Extracted records:
-- begin --

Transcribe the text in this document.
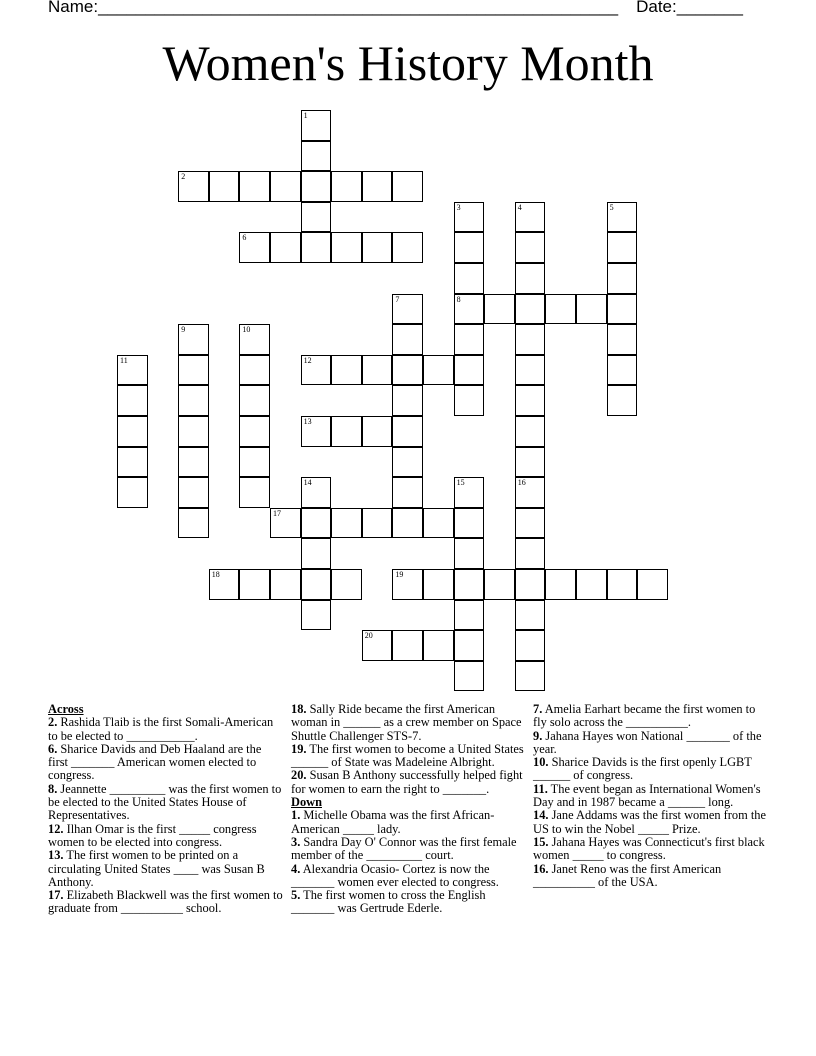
Name:_______________________________________________________ Date:_______
Women's History Month
1
2
3
8
4	5
6
7
9	10
11	12
13
14	15	16
17
18	19
20
Across
2. Rashida Tlaib is the first Somali-American to be elected to ___________.
6. Sharice Davids and Deb Haaland are the first _______ American women elected to congress.
8. Jeannette _________ was the first women to be elected to the United States House of Representatives.
12. Ilhan Omar is the first _____ congress women to be elected into congress.
13. The first women to be printed on a circulating United States ____ was Susan B Anthony.
17. Elizabeth Blackwell was the first women to graduate from __________ school.
18. Sally Ride became the first American woman in ______ as a crew member on Space Shuttle Challenger STS-7.
19. The first women to become a United States ______ of State was Madeleine Albright.
20. Susan B Anthony successfully helped fight for women to earn the right to _______.
Down
1. Michelle Obama was the first African-American _____ lady.
3. Sandra Day O' Connor was the first female member of the _________ court.
4. Alexandria Ocasio- Cortez is now the _______ women ever elected to congress.
5. The first women to cross the English _______ was Gertrude Ederle.
7. Amelia Earhart became the first women to fly solo across the __________.
9. Jahana Hayes won National _______ of the year.
10. Sharice Davids is the first openly LGBT ______ of congress.
11. The event began as International Women's Day and in 1987 became a ______ long.
14. Jane Addams was the first women from the US to win the Nobel _____ Prize.
15. Jahana Hayes was Connecticut's first black women _____ to congress.
16. Janet Reno was the first American __________ of the USA.
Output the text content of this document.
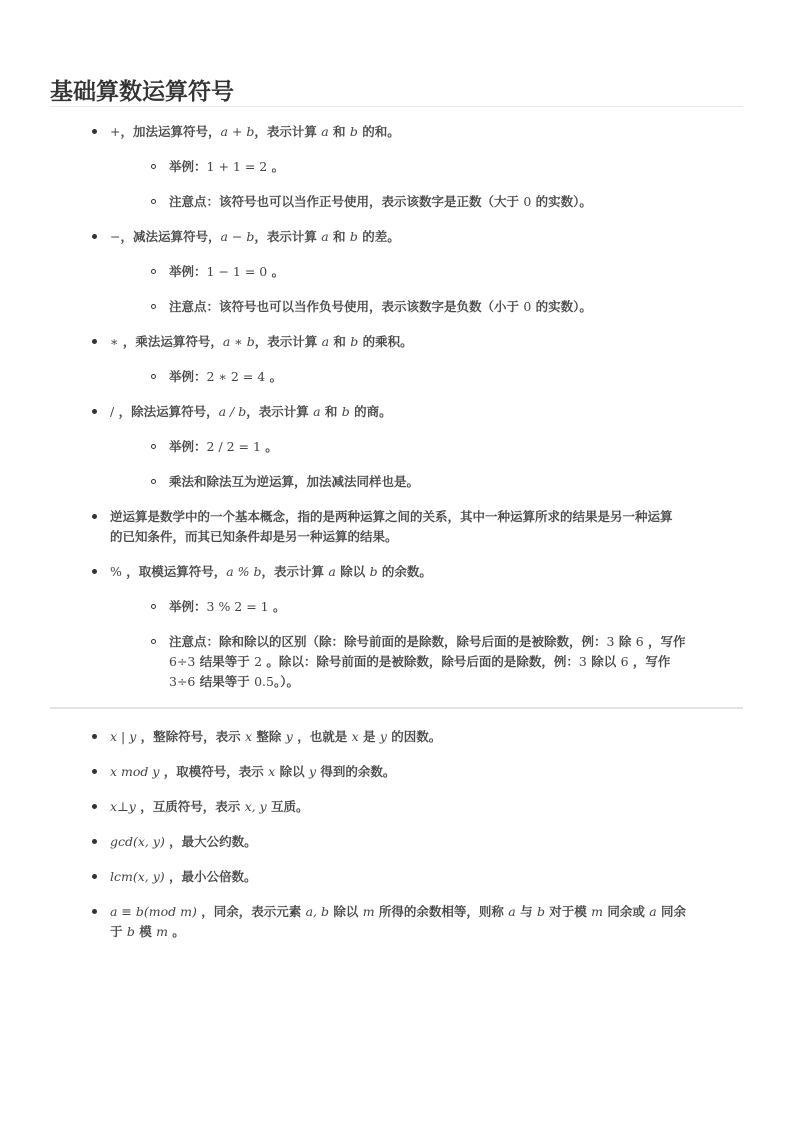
基础算数运算符号
+，加法运算符号，a + b，表示计算 a 和 b 的和。
举例：1 + 1 = 2 。
注意点：该符号也可以当作正号使用，表示该数字是正数（大于 0 的实数）。
−，减法运算符号，a − b，表示计算 a 和 b 的差。
举例：1 − 1 = 0 。
注意点：该符号也可以当作负号使用，表示该数字是负数（小于 0 的实数）。
∗ ，乘法运算符号，a ∗ b，表示计算 a 和 b 的乘积。
举例：2 ∗ 2 = 4 。
/ ，除法运算符号，a / b，表示计算 a 和 b 的商。
举例：2 / 2 = 1 。
乘法和除法互为逆运算，加法减法同样也是。
逆运算是数学中的一个基本概念，指的是两种运算之间的关系，其中一种运算所求的结果是另一种运算
的已知条件，而其已知条件却是另一种运算的结果。
% ，取模运算符号，a % b，表示计算 a 除以 b 的余数。
举例：3 % 2 = 1 。
注意点：除和除以的区别（除：除号前面的是除数，除号后面的是被除数，例：3 除 6 ，写作
6÷3 结果等于 2 。除以：除号前面的是被除数，除号后面的是除数，例：3 除以 6 ，写作
3÷6 结果等于 0.5。）。
x | y ，整除符号，表示 x 整除 y ，也就是 x 是 y 的因数。
x mod y ，取模符号，表示 x 除以 y 得到的余数。
x⊥y ，互质符号，表示 x, y 互质。
gcd(x, y) ，最大公约数。
lcm(x, y) ，最小公倍数。
a ≡ b(mod m) ，同余，表示元素 a, b 除以 m 所得的余数相等，则称 a 与 b 对于模 m 同余或 a 同余
于 b 模 m 。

-- end --

AIM OF THE EXERCISE
In the records above, locate the line with "Output the text content of this document."; output it and each line after it through the last one, exactly, omitting pictures.

IN RESPONSE
Output the text content of this document.
基础算数运算符号
+，加法运算符号，a + b，表示计算 a 和 b 的和。
举例：1 + 1 = 2 。
注意点：该符号也可以当作正号使用，表示该数字是正数（大于 0 的实数）。
−，减法运算符号，a − b，表示计算 a 和 b 的差。
举例：1 − 1 = 0 。
注意点：该符号也可以当作负号使用，表示该数字是负数（小于 0 的实数）。
∗ ，乘法运算符号，a ∗ b，表示计算 a 和 b 的乘积。
举例：2 ∗ 2 = 4 。
/ ，除法运算符号，a / b，表示计算 a 和 b 的商。
举例：2 / 2 = 1 。
乘法和除法互为逆运算，加法减法同样也是。
逆运算是数学中的一个基本概念，指的是两种运算之间的关系，其中一种运算所求的结果是另一种运算
的已知条件，而其已知条件却是另一种运算的结果。
% ，取模运算符号，a % b，表示计算 a 除以 b 的余数。
举例：3 % 2 = 1 。
注意点：除和除以的区别（除：除号前面的是除数，除号后面的是被除数，例：3 除 6 ，写作
6÷3 结果等于 2 。除以：除号前面的是被除数，除号后面的是除数，例：3 除以 6 ，写作
3÷6 结果等于 0.5。）。
x | y ，整除符号，表示 x 整除 y ，也就是 x 是 y 的因数。
x mod y ，取模符号，表示 x 除以 y 得到的余数。
x⊥y ，互质符号，表示 x, y 互质。
gcd(x, y) ，最大公约数。
lcm(x, y) ，最小公倍数。
a ≡ b(mod m) ，同余，表示元素 a, b 除以 m 所得的余数相等，则称 a 与 b 对于模 m 同余或 a 同余
于 b 模 m 。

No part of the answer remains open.